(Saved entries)
+ + +
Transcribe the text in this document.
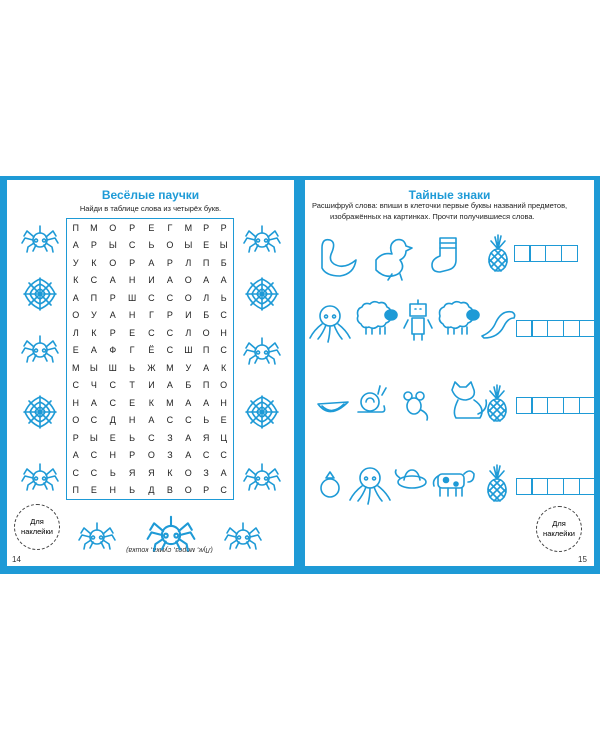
Весёлые паучки
Найди в таблице слова из четырёх букв.
П	М	О	Р	Е	Г	М	Р	Р
А	Р	Ы	С	Ь	О	Ы	Е	Ы
У	К	О	Р	А	Р	Л	П	Б
К	С	А	Н	И	А	О	А	А
А	П	Р	Ш	С	С	О	Л	Ь
О	У	А	Н	Г	Р	И	Б	С
Л	К	Р	Е	С	С	Л	О	Н
Е	А	Ф	Г	Ё	С	Ш	П	С
М	Ы	Ш	Ь	Ж	М	У	А	К
С	Ч	С	Т	И	А	Б	П	О
Н	А	С	Е	К	М	А	А	Н
О	С	Д	Н	А	С	С	Ь	Е
Р	Ы	Е	Ь	С	З	А	Я	Ц
А	С	Н	Р	О	З	А	С	С
С	С	Ь	Я	Я	К	О	З	А
П	Е	Н	Ь	Д	В	О	Р	С
Тайные знаки
Расшифруй слова: впиши в клеточки первые буквы названий предметов,
изображённых на картинках. Прочти получившиеся слова.
(Лук, мороз, сумка, кошка)
Для
наклейки
Для
наклейки
14	15
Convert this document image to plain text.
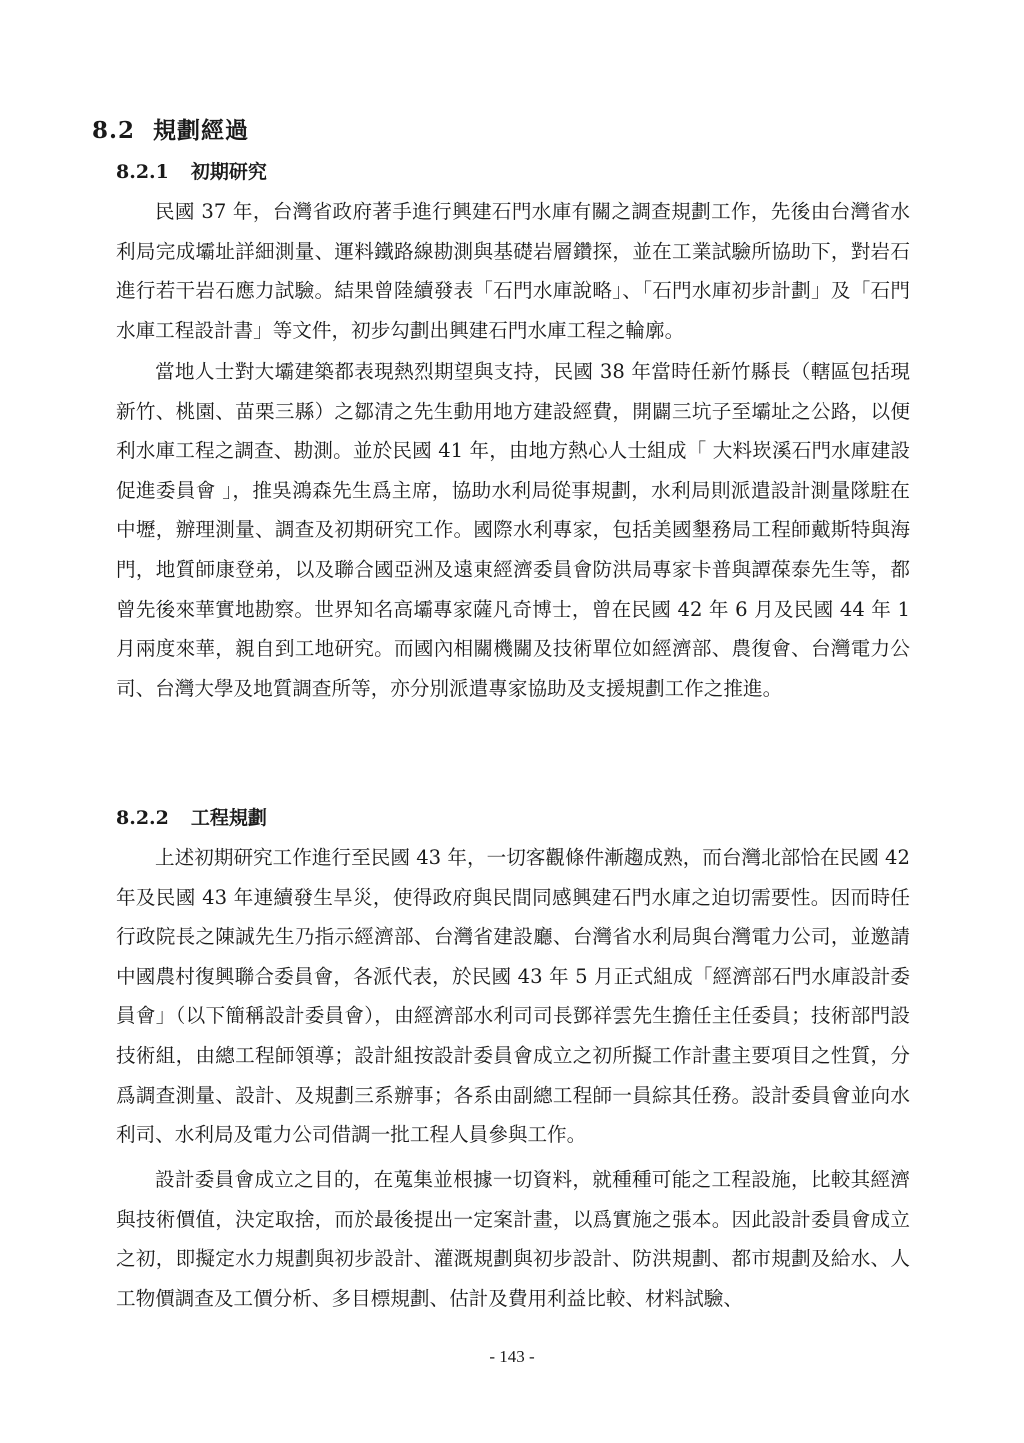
8.2 規劃經過
8.2.1 初期研究

民國 37 年，台灣省政府著手進行興建石門水庫有關之調查規劃工作，先後由台灣省水利局完成壩址詳細測量、運料鐵路線勘測與基礎岩層鑽探，並在工業試驗所協助下，對岩石進行若干岩石應力試驗。結果曾陸續發表「石門水庫說略」、「石門水庫初步計劃」及「石門水庫工程設計書」等文件，初步勾劃出興建石門水庫工程之輪廓。

當地人士對大壩建築都表現熱烈期望與支持，民國 38 年當時任新竹縣長（轄區包括現新竹、桃園、苗栗三縣）之鄒清之先生動用地方建設經費，開闢三坑子至壩址之公路，以便利水庫工程之調查、勘測。並於民國 41 年，由地方熱心人士組成「 大料崁溪石門水庫建設促進委員會 」，推吳鴻森先生爲主席，協助水利局從事規劃，水利局則派遣設計測量隊駐在中壢，辦理測量、調查及初期研究工作。國際水利專家，包括美國墾務局工程師戴斯特與海門，地質師康登弟，以及聯合國亞洲及遠東經濟委員會防洪局專家卡普與譚葆泰先生等，都曾先後來華實地勘察。世界知名高壩專家薩凡奇博士，曾在民國 42 年 6 月及民國 44 年 1 月兩度來華，親自到工地研究。而國內相關機關及技術單位如經濟部、農復會、台灣電力公司、台灣大學及地質調查所等，亦分別派遣專家協助及支援規劃工作之推進。

8.2.2 工程規劃

上述初期研究工作進行至民國 43 年，一切客觀條件漸趨成熟，而台灣北部恰在民國 42 年及民國 43 年連續發生旱災，使得政府與民間同感興建石門水庫之迫切需要性。因而時任行政院長之陳誠先生乃指示經濟部、台灣省建設廳、台灣省水利局與台灣電力公司，並邀請中國農村復興聯合委員會，各派代表，於民國 43 年 5 月正式組成「經濟部石門水庫設計委員會」（以下簡稱設計委員會），由經濟部水利司司長鄧祥雲先生擔任主任委員；技術部門設技術組，由總工程師領導；設計組按設計委員會成立之初所擬工作計畫主要項目之性質，分爲調查測量、設計、及規劃三系辦事；各系由副總工程師一員綜其任務。設計委員會並向水利司、水利局及電力公司借調一批工程人員參與工作。

設計委員會成立之目的，在蒐集並根據一切資料，就種種可能之工程設施，比較其經濟與技術價值，決定取捨，而於最後提出一定案計畫，以爲實施之張本。因此設計委員會成立之初，即擬定水力規劃與初步設計、灌溉規劃與初步設計、防洪規劃、都市規劃及給水、人工物價調查及工價分析、多目標規劃、估計及費用利益比較、材料試驗、

- 143 -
+ + +
▶ **Problem details**
Return every line holding the word "document" from the records.

▶ **Correct result**
Transcribe the text in this document.
Convert this document image to plain text.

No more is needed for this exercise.